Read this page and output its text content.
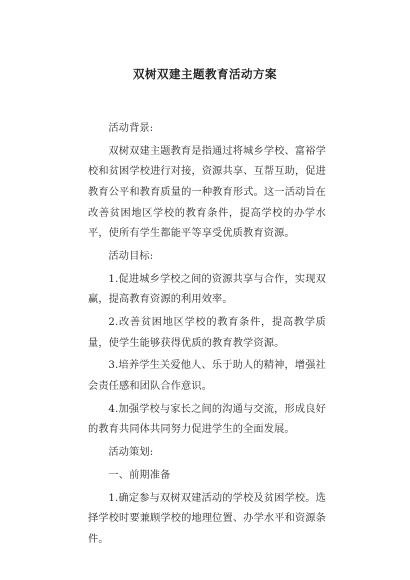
双树双建主题教育活动方案

活动背景:

双树双建主题教育是指通过将城乡学校、富裕学校和贫困学校进行对接，资源共享、互帮互助，促进教育公平和教育质量的一种教育形式。这一活动旨在改善贫困地区学校的教育条件，提高学校的办学水平，使所有学生都能平等享受优质教育资源。

活动目标:

1.促进城乡学校之间的资源共享与合作，实现双赢，提高教育资源的利用效率。

2.改善贫困地区学校的教育条件，提高教学质量，使学生能够获得优质的教育教学资源。

3.培养学生关爱他人、乐于助人的精神，增强社会责任感和团队合作意识。

4.加强学校与家长之间的沟通与交流，形成良好的教育共同体共同努力促进学生的全面发展。

活动策划:

一、前期准备

1.确定参与双树双建活动的学校及贫困学校。选择学校时要兼顾学校的地理位置、办学水平和资源条件。
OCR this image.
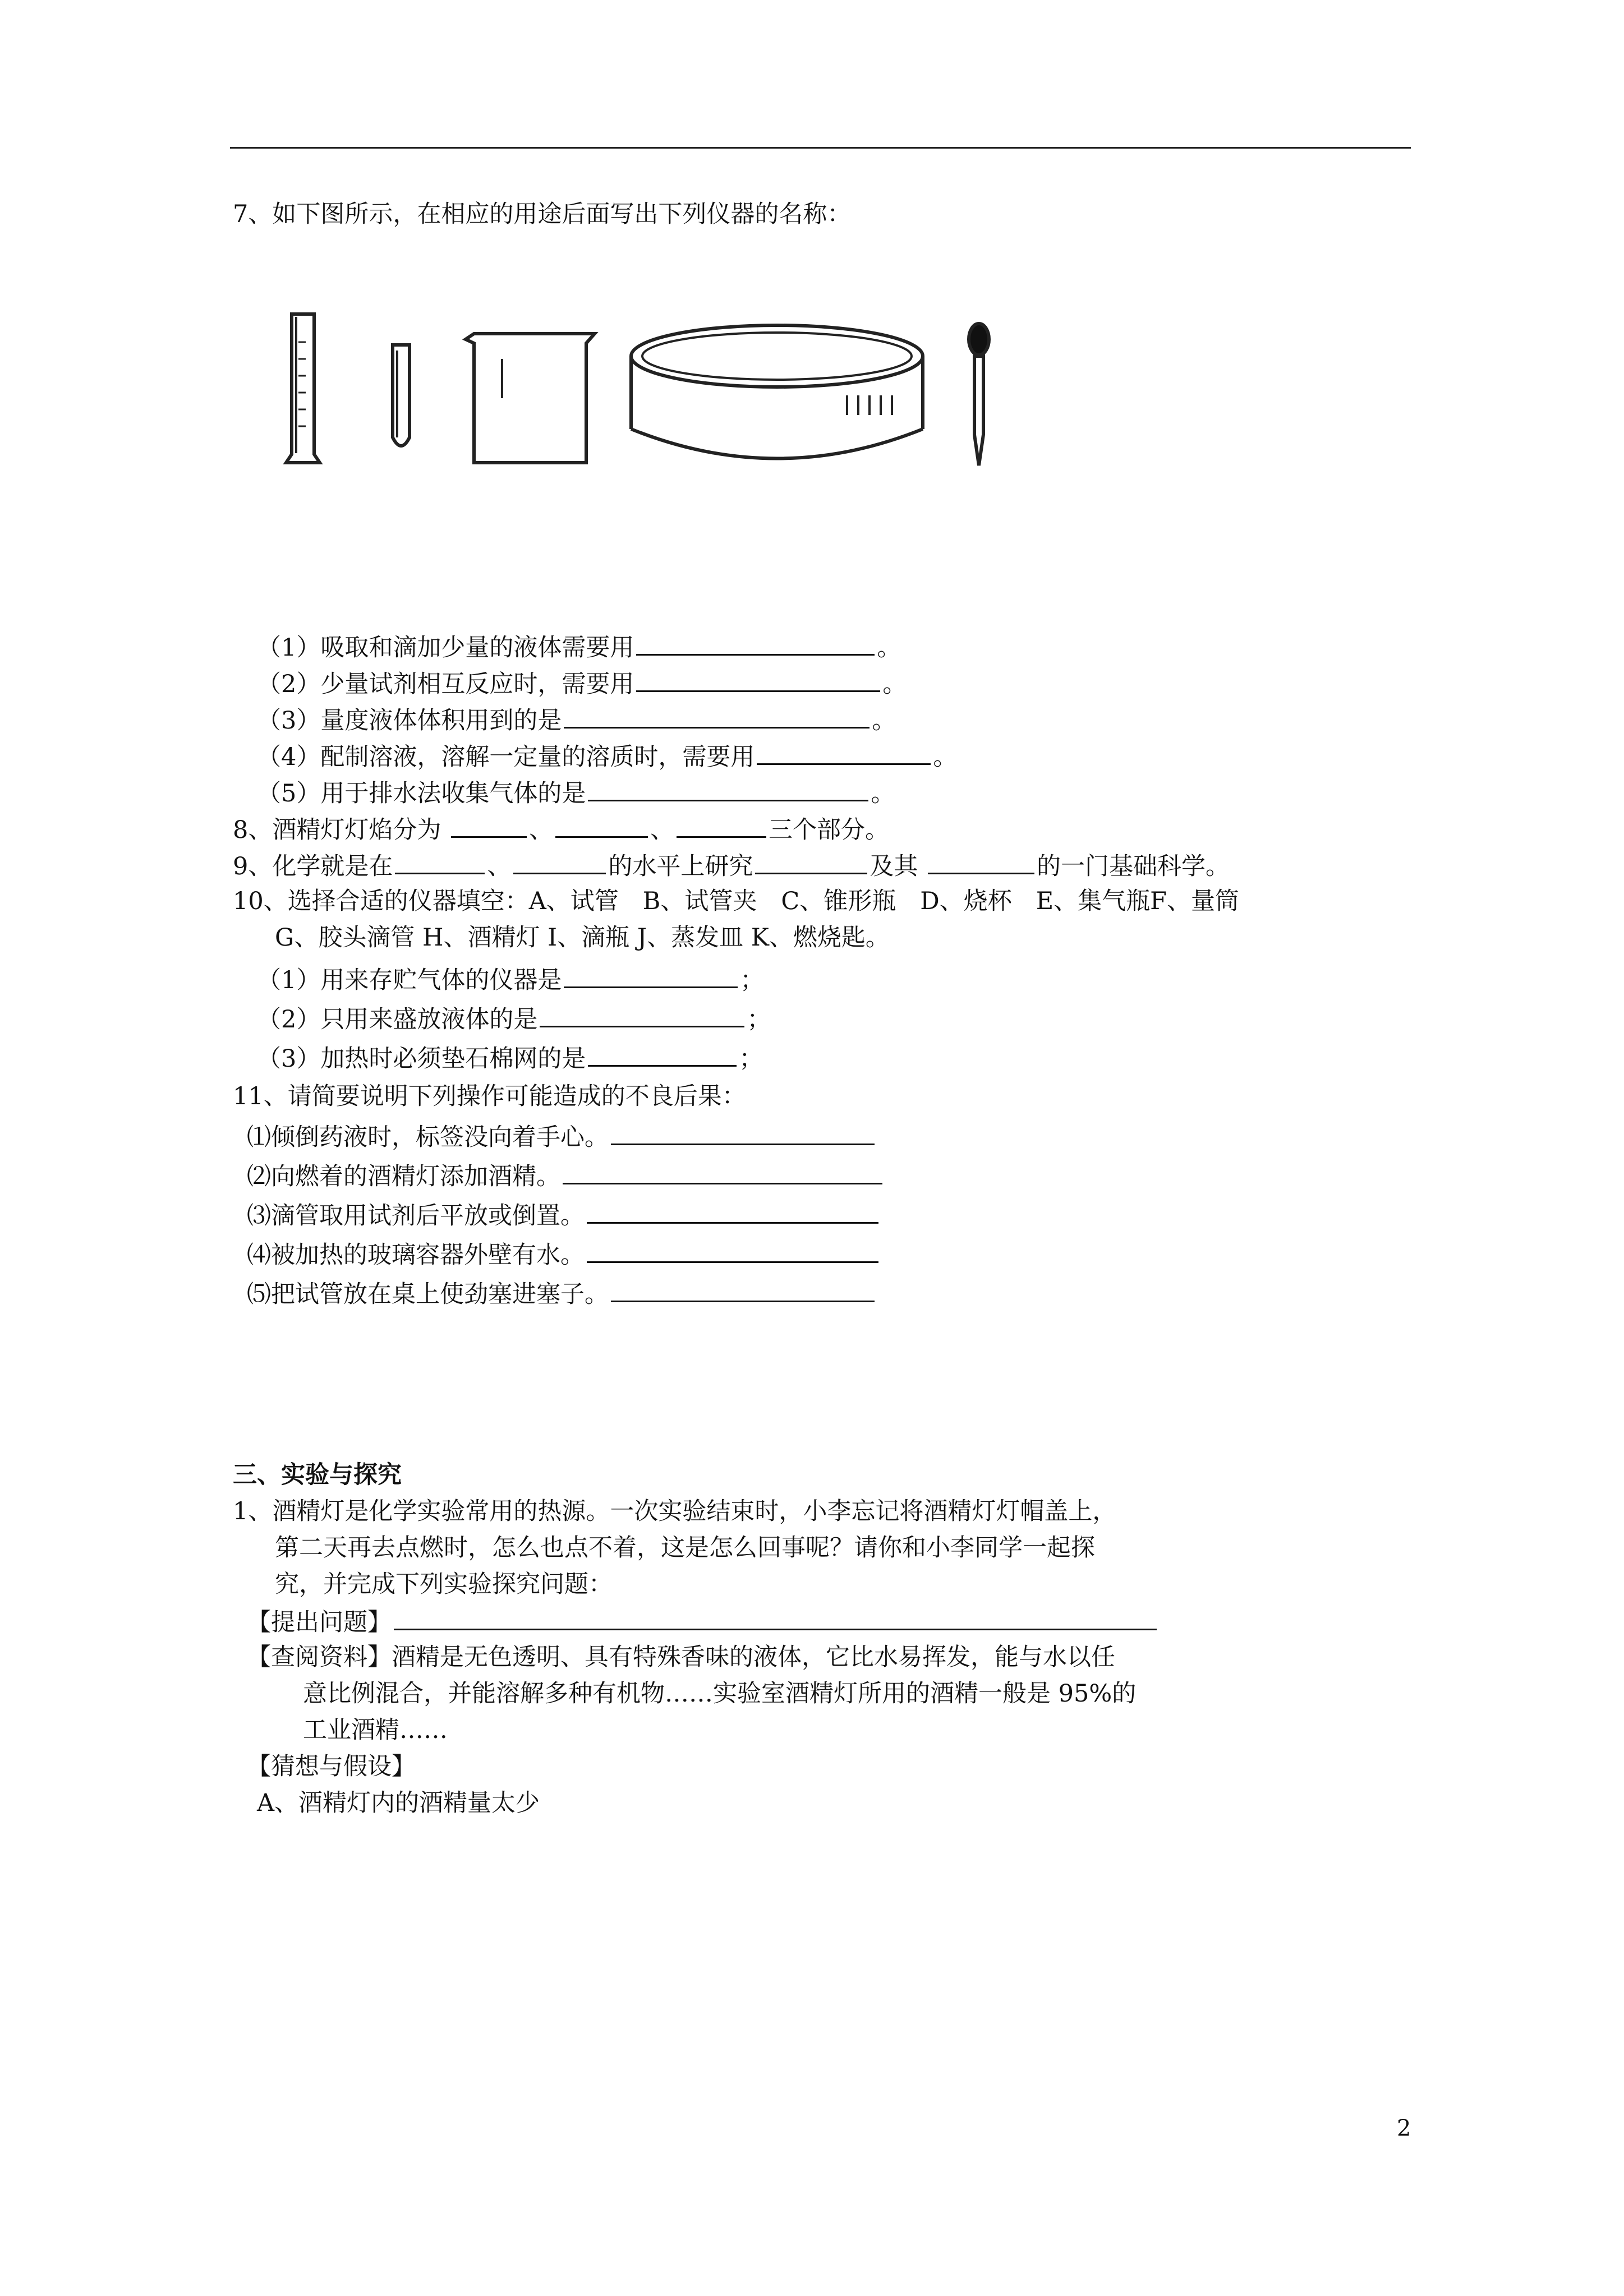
7、如下图所示，在相应的用途后面写出下列仪器的名称：
（1）吸取和滴加少量的液体需要用	。
（2）少量试剂相互反应时，需要用	。
（3）量度液体体积用到的是	。
（4）配制溶液，溶解一定量的溶质时，需要用	。
（5）用于排水法收集气体的是	。
8、酒精灯灯焰分为	、	、	三个部分。
9、化学就是在	、	的水平上研究	及其	的一门基础科学。
10、选择合适的仪器填空：A、试管　B、试管夹　C、锥形瓶　D、烧杯　E、集气瓶F、量筒
G、胶头滴管 H、酒精灯 I、滴瓶 J、蒸发皿 K、燃烧匙。
（1）用来存贮气体的仪器是	；
（2）只用来盛放液体的是	；
（3）加热时必须垫石棉网的是	；
11、请简要说明下列操作可能造成的不良后果：
⑴倾倒药液时，标签没向着手心。
⑵向燃着的酒精灯添加酒精。
⑶滴管取用试剂后平放或倒置。
⑷被加热的玻璃容器外壁有水。
⑸把试管放在桌上使劲塞进塞子。
三、实验与探究
1、酒精灯是化学实验常用的热源。一次实验结束时，小李忘记将酒精灯灯帽盖上，
第二天再去点燃时，怎么也点不着，这是怎么回事呢？请你和小李同学一起探
究，并完成下列实验探究问题：
【提出问题】
【查阅资料】酒精是无色透明、具有特殊香味的液体，它比水易挥发，能与水以任
意比例混合，并能溶解多种有机物……实验室酒精灯所用的酒精一般是 95%的
工业酒精……
【猜想与假设】
A、酒精灯内的酒精量太少
2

+ + +

Repeat the entries exactly. Pictures are excluded from the copy.

### Task output
Read this page and output its text content.
双树双建主题教育活动方案

活动背景:

双树双建主题教育是指通过将城乡学校、富裕学校和贫困学校进行对接，资源共享、互帮互助，促进教育公平和教育质量的一种教育形式。这一活动旨在改善贫困地区学校的教育条件，提高学校的办学水平，使所有学生都能平等享受优质教育资源。

活动目标:

1.促进城乡学校之间的资源共享与合作，实现双赢，提高教育资源的利用效率。

2.改善贫困地区学校的教育条件，提高教学质量，使学生能够获得优质的教育教学资源。

3.培养学生关爱他人、乐于助人的精神，增强社会责任感和团队合作意识。

4.加强学校与家长之间的沟通与交流，形成良好的教育共同体共同努力促进学生的全面发展。

活动策划:

一、前期准备

1.确定参与双树双建活动的学校及贫困学校。选择学校时要兼顾学校的地理位置、办学水平和资源条件。
OCR this image.
7、如下图所示，在相应的用途后面写出下列仪器的名称：
（1）吸取和滴加少量的液体需要用	。
（2）少量试剂相互反应时，需要用	。
（3）量度液体体积用到的是	。
（4）配制溶液，溶解一定量的溶质时，需要用	。
（5）用于排水法收集气体的是	。
8、酒精灯灯焰分为	、	、	三个部分。
9、化学就是在	、	的水平上研究	及其	的一门基础科学。
10、选择合适的仪器填空：A、试管　B、试管夹　C、锥形瓶　D、烧杯　E、集气瓶F、量筒
G、胶头滴管 H、酒精灯 I、滴瓶 J、蒸发皿 K、燃烧匙。
（1）用来存贮气体的仪器是	；
（2）只用来盛放液体的是	；
（3）加热时必须垫石棉网的是	；
11、请简要说明下列操作可能造成的不良后果：
⑴倾倒药液时，标签没向着手心。
⑵向燃着的酒精灯添加酒精。
⑶滴管取用试剂后平放或倒置。
⑷被加热的玻璃容器外壁有水。
⑸把试管放在桌上使劲塞进塞子。
三、实验与探究
1、酒精灯是化学实验常用的热源。一次实验结束时，小李忘记将酒精灯灯帽盖上，
第二天再去点燃时，怎么也点不着，这是怎么回事呢？请你和小李同学一起探
究，并完成下列实验探究问题：
【提出问题】
【查阅资料】酒精是无色透明、具有特殊香味的液体，它比水易挥发，能与水以任
意比例混合，并能溶解多种有机物……实验室酒精灯所用的酒精一般是 95%的
工业酒精……
【猜想与假设】
A、酒精灯内的酒精量太少
2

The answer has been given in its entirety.